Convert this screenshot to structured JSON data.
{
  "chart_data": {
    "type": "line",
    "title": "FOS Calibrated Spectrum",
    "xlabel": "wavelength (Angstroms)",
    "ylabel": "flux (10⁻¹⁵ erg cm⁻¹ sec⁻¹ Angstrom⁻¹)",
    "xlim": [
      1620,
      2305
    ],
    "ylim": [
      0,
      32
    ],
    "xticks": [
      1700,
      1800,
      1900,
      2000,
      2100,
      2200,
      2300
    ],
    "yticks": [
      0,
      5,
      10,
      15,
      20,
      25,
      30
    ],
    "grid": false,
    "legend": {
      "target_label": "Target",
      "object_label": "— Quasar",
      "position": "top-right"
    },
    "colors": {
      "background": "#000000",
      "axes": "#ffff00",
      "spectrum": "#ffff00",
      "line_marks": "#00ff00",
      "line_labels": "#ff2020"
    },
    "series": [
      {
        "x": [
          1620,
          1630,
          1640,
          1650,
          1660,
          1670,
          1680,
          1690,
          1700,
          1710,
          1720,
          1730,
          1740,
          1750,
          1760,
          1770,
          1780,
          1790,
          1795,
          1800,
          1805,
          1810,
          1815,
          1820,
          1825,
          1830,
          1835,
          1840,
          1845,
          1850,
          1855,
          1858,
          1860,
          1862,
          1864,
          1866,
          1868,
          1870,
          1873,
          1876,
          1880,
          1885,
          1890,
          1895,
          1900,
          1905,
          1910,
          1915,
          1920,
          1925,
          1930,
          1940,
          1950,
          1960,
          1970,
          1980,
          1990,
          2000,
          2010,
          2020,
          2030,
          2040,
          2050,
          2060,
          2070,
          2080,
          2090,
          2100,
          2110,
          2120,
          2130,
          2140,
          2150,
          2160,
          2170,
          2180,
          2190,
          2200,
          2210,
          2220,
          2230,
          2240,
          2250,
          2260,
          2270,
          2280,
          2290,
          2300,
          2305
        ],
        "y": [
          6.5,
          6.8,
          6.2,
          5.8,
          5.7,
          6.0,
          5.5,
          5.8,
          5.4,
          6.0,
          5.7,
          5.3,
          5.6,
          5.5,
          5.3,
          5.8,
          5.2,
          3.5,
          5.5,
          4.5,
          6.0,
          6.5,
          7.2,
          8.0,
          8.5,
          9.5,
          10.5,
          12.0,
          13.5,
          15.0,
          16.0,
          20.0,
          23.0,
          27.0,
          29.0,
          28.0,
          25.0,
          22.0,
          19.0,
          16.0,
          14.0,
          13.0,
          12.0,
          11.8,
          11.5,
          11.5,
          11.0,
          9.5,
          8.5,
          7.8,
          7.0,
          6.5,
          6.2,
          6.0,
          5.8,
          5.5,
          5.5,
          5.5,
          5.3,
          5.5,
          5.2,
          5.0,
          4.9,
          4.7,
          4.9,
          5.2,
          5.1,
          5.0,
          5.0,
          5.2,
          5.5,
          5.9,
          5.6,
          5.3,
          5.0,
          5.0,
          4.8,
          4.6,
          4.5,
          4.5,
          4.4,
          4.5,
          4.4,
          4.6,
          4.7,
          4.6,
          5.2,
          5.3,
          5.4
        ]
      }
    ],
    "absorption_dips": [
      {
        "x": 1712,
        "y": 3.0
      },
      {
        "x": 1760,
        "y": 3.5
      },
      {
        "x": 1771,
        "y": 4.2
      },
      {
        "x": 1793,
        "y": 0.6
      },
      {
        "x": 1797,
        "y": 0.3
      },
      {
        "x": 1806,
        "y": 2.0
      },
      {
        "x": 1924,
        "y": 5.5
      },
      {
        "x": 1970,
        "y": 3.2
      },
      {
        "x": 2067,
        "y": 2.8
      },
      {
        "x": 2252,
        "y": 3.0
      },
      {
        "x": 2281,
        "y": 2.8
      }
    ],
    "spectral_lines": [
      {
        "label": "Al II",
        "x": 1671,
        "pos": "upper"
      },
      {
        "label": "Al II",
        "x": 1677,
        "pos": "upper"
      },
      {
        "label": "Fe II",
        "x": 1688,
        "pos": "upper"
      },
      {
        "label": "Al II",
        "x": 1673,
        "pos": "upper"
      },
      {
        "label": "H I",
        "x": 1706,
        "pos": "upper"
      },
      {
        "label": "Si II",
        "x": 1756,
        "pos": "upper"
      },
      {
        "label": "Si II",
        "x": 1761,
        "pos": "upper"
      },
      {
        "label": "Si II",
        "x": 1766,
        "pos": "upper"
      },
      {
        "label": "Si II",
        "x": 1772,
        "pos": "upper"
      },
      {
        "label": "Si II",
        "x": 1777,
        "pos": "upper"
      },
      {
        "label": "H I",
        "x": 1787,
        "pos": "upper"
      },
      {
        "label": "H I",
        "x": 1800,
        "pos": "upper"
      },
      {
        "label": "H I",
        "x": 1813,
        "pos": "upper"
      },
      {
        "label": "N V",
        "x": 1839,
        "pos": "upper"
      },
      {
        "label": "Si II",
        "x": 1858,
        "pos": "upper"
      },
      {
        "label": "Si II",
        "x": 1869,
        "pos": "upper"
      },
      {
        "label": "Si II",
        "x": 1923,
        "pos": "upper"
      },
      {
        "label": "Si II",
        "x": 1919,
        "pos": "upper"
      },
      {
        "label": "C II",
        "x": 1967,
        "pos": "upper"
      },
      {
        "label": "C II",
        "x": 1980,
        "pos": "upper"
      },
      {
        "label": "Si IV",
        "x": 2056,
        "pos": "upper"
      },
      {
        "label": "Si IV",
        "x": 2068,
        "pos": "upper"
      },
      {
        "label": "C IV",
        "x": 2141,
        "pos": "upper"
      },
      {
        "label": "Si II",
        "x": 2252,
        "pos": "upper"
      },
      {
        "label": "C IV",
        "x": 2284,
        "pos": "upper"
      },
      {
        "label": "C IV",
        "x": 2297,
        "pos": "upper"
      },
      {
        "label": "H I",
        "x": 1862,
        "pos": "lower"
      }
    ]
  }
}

========================

## GIVEN REQUEST
Retype the data exactly as given.

## FINISHED ANSWER
Convert this screenshot to structured JSON data.
{
  "chart_data": {
    "type": "line",
    "title": "FOS Calibrated Spectrum",
    "xlabel": "wavelength (Angstroms)",
    "ylabel": "flux (10⁻¹⁵ erg cm⁻¹ sec⁻¹ Angstrom⁻¹)",
    "xlim": [
      1620,
      2305
    ],
    "ylim": [
      0,
      32
    ],
    "xticks": [
      1700,
      1800,
      1900,
      2000,
      2100,
      2200,
      2300
    ],
    "yticks": [
      0,
      5,
      10,
      15,
      20,
      25,
      30
    ],
    "grid": false,
    "legend": {
      "target_label": "Target",
      "object_label": "— Quasar",
      "position": "top-right"
    },
    "colors": {
      "background": "#000000",
      "axes": "#ffff00",
      "spectrum": "#ffff00",
      "line_marks": "#00ff00",
      "line_labels": "#ff2020"
    },
    "series": [
      {
        "x": [
          1620,
          1630,
          1640,
          1650,
          1660,
          1670,
          1680,
          1690,
          1700,
          1710,
          1720,
          1730,
          1740,
          1750,
          1760,
          1770,
          1780,
          1790,
          1795,
          1800,
          1805,
          1810,
          1815,
          1820,
          1825,
          1830,
          1835,
          1840,
          1845,
          1850,
          1855,
          1858,
          1860,
          1862,
          1864,
          1866,
          1868,
          1870,
          1873,
          1876,
          1880,
          1885,
          1890,
          1895,
          1900,
          1905,
          1910,
          1915,
          1920,
          1925,
          1930,
          1940,
          1950,
          1960,
          1970,
          1980,
          1990,
          2000,
          2010,
          2020,
          2030,
          2040,
          2050,
          2060,
          2070,
          2080,
          2090,
          2100,
          2110,
          2120,
          2130,
          2140,
          2150,
          2160,
          2170,
          2180,
          2190,
          2200,
          2210,
          2220,
          2230,
          2240,
          2250,
          2260,
          2270,
          2280,
          2290,
          2300,
          2305
        ],
        "y": [
          6.5,
          6.8,
          6.2,
          5.8,
          5.7,
          6.0,
          5.5,
          5.8,
          5.4,
          6.0,
          5.7,
          5.3,
          5.6,
          5.5,
          5.3,
          5.8,
          5.2,
          3.5,
          5.5,
          4.5,
          6.0,
          6.5,
          7.2,
          8.0,
          8.5,
          9.5,
          10.5,
          12.0,
          13.5,
          15.0,
          16.0,
          20.0,
          23.0,
          27.0,
          29.0,
          28.0,
          25.0,
          22.0,
          19.0,
          16.0,
          14.0,
          13.0,
          12.0,
          11.8,
          11.5,
          11.5,
          11.0,
          9.5,
          8.5,
          7.8,
          7.0,
          6.5,
          6.2,
          6.0,
          5.8,
          5.5,
          5.5,
          5.5,
          5.3,
          5.5,
          5.2,
          5.0,
          4.9,
          4.7,
          4.9,
          5.2,
          5.1,
          5.0,
          5.0,
          5.2,
          5.5,
          5.9,
          5.6,
          5.3,
          5.0,
          5.0,
          4.8,
          4.6,
          4.5,
          4.5,
          4.4,
          4.5,
          4.4,
          4.6,
          4.7,
          4.6,
          5.2,
          5.3,
          5.4
        ]
      }
    ],
    "absorption_dips": [
      {
        "x": 1712,
        "y": 3.0
      },
      {
        "x": 1760,
        "y": 3.5
      },
      {
        "x": 1771,
        "y": 4.2
      },
      {
        "x": 1793,
        "y": 0.6
      },
      {
        "x": 1797,
        "y": 0.3
      },
      {
        "x": 1806,
        "y": 2.0
      },
      {
        "x": 1924,
        "y": 5.5
      },
      {
        "x": 1970,
        "y": 3.2
      },
      {
        "x": 2067,
        "y": 2.8
      },
      {
        "x": 2252,
        "y": 3.0
      },
      {
        "x": 2281,
        "y": 2.8
      }
    ],
    "spectral_lines": [
      {
        "label": "Al II",
        "x": 1671,
        "pos": "upper"
      },
      {
        "label": "Al II",
        "x": 1677,
        "pos": "upper"
      },
      {
        "label": "Fe II",
        "x": 1688,
        "pos": "upper"
      },
      {
        "label": "Al II",
        "x": 1673,
        "pos": "upper"
      },
      {
        "label": "H I",
        "x": 1706,
        "pos": "upper"
      },
      {
        "label": "Si II",
        "x": 1756,
        "pos": "upper"
      },
      {
        "label": "Si II",
        "x": 1761,
        "pos": "upper"
      },
      {
        "label": "Si II",
        "x": 1766,
        "pos": "upper"
      },
      {
        "label": "Si II",
        "x": 1772,
        "pos": "upper"
      },
      {
        "label": "Si II",
        "x": 1777,
        "pos": "upper"
      },
      {
        "label": "H I",
        "x": 1787,
        "pos": "upper"
      },
      {
        "label": "H I",
        "x": 1800,
        "pos": "upper"
      },
      {
        "label": "H I",
        "x": 1813,
        "pos": "upper"
      },
      {
        "label": "N V",
        "x": 1839,
        "pos": "upper"
      },
      {
        "label": "Si II",
        "x": 1858,
        "pos": "upper"
      },
      {
        "label": "Si II",
        "x": 1869,
        "pos": "upper"
      },
      {
        "label": "Si II",
        "x": 1923,
        "pos": "upper"
      },
      {
        "label": "Si II",
        "x": 1919,
        "pos": "upper"
      },
      {
        "label": "C II",
        "x": 1967,
        "pos": "upper"
      },
      {
        "label": "C II",
        "x": 1980,
        "pos": "upper"
      },
      {
        "label": "Si IV",
        "x": 2056,
        "pos": "upper"
      },
      {
        "label": "Si IV",
        "x": 2068,
        "pos": "upper"
      },
      {
        "label": "C IV",
        "x": 2141,
        "pos": "upper"
      },
      {
        "label": "Si II",
        "x": 2252,
        "pos": "upper"
      },
      {
        "label": "C IV",
        "x": 2284,
        "pos": "upper"
      },
      {
        "label": "C IV",
        "x": 2297,
        "pos": "upper"
      },
      {
        "label": "H I",
        "x": 1862,
        "pos": "lower"
      }
    ]
  }
}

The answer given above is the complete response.